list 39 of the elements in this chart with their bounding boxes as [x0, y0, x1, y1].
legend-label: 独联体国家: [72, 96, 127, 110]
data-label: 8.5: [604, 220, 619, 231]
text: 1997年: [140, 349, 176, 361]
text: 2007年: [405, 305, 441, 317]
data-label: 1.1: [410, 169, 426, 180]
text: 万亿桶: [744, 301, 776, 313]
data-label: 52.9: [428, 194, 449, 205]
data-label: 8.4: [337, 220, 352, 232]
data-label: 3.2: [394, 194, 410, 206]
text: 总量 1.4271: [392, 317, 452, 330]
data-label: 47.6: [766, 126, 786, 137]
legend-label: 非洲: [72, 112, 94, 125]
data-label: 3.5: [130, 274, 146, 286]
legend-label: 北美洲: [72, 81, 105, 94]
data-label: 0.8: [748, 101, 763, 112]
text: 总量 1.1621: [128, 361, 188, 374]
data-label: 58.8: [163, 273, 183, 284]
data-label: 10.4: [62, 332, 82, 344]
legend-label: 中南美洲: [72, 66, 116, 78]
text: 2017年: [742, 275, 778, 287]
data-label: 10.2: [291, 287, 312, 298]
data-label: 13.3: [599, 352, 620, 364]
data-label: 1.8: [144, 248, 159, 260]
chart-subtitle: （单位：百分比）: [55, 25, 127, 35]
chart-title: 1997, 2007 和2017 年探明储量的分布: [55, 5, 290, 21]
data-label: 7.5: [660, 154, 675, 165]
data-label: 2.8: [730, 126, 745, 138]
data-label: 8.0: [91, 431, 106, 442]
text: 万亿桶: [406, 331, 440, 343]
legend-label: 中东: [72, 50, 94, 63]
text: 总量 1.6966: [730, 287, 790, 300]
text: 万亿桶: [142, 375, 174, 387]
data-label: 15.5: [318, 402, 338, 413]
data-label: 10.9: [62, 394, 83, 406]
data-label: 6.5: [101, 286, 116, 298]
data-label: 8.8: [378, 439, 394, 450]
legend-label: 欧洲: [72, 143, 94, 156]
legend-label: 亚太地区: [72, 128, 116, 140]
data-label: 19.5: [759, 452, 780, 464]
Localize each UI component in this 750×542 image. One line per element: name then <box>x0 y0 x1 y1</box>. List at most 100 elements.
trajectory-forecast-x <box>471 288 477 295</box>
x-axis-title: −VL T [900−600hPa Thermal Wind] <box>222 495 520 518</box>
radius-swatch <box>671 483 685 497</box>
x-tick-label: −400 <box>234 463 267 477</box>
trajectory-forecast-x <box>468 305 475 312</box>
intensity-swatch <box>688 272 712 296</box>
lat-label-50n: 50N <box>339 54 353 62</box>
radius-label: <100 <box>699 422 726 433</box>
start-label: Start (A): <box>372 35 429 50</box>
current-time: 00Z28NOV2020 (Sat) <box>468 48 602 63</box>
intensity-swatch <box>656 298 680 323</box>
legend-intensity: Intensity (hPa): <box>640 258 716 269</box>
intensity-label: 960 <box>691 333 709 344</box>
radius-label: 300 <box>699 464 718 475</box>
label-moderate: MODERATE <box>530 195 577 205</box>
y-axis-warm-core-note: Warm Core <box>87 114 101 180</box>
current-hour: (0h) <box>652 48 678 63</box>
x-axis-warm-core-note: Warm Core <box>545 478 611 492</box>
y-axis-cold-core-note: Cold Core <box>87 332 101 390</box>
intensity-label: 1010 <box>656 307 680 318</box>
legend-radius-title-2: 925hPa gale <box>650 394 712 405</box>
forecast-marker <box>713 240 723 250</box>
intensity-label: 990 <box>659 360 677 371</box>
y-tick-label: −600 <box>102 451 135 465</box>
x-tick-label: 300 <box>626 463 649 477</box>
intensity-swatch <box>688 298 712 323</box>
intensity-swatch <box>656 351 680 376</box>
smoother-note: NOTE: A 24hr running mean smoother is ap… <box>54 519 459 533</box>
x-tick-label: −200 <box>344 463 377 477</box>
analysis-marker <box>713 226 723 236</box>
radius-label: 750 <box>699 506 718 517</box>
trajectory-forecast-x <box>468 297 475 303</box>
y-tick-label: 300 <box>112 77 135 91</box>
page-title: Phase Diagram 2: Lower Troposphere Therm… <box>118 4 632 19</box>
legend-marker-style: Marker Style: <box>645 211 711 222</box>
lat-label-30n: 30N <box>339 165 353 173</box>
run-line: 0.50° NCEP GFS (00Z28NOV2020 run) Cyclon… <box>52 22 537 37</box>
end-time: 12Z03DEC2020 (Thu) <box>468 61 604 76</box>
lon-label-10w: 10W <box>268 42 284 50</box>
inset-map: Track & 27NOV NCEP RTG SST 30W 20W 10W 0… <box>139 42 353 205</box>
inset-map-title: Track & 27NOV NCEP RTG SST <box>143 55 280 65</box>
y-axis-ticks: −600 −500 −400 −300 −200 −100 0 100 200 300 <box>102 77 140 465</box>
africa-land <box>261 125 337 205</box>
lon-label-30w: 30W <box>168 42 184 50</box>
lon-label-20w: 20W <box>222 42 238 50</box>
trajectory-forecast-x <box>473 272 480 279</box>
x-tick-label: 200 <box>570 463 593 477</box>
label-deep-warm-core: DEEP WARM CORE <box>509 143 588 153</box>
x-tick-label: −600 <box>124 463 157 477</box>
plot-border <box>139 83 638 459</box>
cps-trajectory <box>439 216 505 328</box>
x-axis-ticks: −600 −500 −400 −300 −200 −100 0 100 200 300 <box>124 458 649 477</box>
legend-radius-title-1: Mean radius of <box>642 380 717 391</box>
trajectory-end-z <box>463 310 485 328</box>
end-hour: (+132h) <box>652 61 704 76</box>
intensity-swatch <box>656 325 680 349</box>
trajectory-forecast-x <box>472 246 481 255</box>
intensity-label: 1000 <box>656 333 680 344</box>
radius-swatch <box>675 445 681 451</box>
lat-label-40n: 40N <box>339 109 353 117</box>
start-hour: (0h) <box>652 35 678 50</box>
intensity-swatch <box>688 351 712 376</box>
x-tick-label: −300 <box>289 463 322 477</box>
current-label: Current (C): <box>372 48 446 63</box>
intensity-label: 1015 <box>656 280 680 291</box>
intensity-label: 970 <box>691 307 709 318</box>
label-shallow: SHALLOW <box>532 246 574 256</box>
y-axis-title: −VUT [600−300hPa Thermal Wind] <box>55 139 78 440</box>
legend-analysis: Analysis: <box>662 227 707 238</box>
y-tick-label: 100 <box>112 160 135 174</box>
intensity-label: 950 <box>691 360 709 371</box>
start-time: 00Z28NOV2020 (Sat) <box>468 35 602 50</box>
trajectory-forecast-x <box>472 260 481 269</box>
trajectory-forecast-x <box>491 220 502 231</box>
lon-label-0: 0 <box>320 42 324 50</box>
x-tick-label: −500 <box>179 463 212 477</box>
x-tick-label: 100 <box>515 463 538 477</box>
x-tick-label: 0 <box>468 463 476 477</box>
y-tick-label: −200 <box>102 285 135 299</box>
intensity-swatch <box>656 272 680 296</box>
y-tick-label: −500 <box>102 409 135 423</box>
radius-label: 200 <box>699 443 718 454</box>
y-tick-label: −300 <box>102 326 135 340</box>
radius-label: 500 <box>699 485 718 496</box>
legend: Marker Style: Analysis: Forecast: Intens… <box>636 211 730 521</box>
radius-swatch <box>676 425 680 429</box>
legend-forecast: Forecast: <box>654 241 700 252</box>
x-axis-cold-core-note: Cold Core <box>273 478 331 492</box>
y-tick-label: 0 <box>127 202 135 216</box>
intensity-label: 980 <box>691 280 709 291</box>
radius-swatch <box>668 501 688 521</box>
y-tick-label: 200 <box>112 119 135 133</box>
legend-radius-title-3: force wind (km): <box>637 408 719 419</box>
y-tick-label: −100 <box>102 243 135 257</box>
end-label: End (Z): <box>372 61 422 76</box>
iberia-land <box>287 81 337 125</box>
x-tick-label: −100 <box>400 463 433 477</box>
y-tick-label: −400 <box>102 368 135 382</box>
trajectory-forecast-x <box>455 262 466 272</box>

--------------------

Recast the rows above as a numbered list, beginning with the very first row and stopping after the row that contains "text: 万亿桶: [744, 301, 776, 313]". Leave out any blank lines.

1. list 39 of the elements in this chart with their bounding boxes as [x0, y0, x1, y1].
2. legend-label: 独联体国家: [72, 96, 127, 110]
3. data-label: 8.5: [604, 220, 619, 231]
4. text: 1997年: [140, 349, 176, 361]
5. text: 2007年: [405, 305, 441, 317]
6. data-label: 1.1: [410, 169, 426, 180]
7. text: 万亿桶: [744, 301, 776, 313]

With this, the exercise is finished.